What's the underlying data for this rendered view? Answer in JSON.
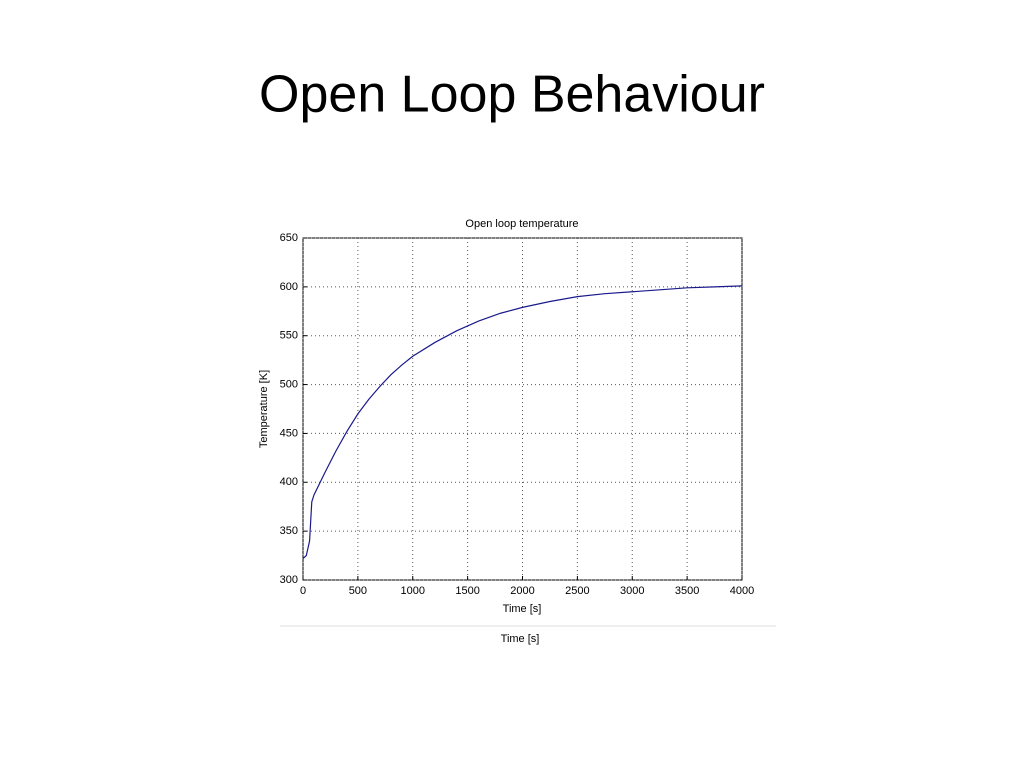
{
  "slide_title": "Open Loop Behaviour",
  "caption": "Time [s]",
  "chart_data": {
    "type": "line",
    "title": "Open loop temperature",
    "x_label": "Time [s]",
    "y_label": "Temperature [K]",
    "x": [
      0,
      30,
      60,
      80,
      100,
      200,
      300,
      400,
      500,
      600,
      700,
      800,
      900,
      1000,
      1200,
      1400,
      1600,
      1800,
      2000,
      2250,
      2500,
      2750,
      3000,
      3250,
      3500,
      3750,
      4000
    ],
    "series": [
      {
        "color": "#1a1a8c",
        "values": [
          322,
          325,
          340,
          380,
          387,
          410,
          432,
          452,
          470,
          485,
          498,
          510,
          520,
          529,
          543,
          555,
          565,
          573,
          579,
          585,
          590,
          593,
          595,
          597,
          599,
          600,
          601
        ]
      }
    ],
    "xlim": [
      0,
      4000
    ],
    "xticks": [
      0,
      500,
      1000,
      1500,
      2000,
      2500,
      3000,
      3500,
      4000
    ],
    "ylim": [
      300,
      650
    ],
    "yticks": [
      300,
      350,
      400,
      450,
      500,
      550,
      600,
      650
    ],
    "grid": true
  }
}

▶ _Exercise_: Pictures excluded, quote all the data above exactly.

▶ _Response to the exercise_:
What's the underlying data for this rendered view? Answer in JSON.
{
  "slide_title": "Open Loop Behaviour",
  "caption": "Time [s]",
  "chart_data": {
    "type": "line",
    "title": "Open loop temperature",
    "x_label": "Time [s]",
    "y_label": "Temperature [K]",
    "x": [
      0,
      30,
      60,
      80,
      100,
      200,
      300,
      400,
      500,
      600,
      700,
      800,
      900,
      1000,
      1200,
      1400,
      1600,
      1800,
      2000,
      2250,
      2500,
      2750,
      3000,
      3250,
      3500,
      3750,
      4000
    ],
    "series": [
      {
        "color": "#1a1a8c",
        "values": [
          322,
          325,
          340,
          380,
          387,
          410,
          432,
          452,
          470,
          485,
          498,
          510,
          520,
          529,
          543,
          555,
          565,
          573,
          579,
          585,
          590,
          593,
          595,
          597,
          599,
          600,
          601
        ]
      }
    ],
    "xlim": [
      0,
      4000
    ],
    "xticks": [
      0,
      500,
      1000,
      1500,
      2000,
      2500,
      3000,
      3500,
      4000
    ],
    "ylim": [
      300,
      650
    ],
    "yticks": [
      300,
      350,
      400,
      450,
      500,
      550,
      600,
      650
    ],
    "grid": true
  }
}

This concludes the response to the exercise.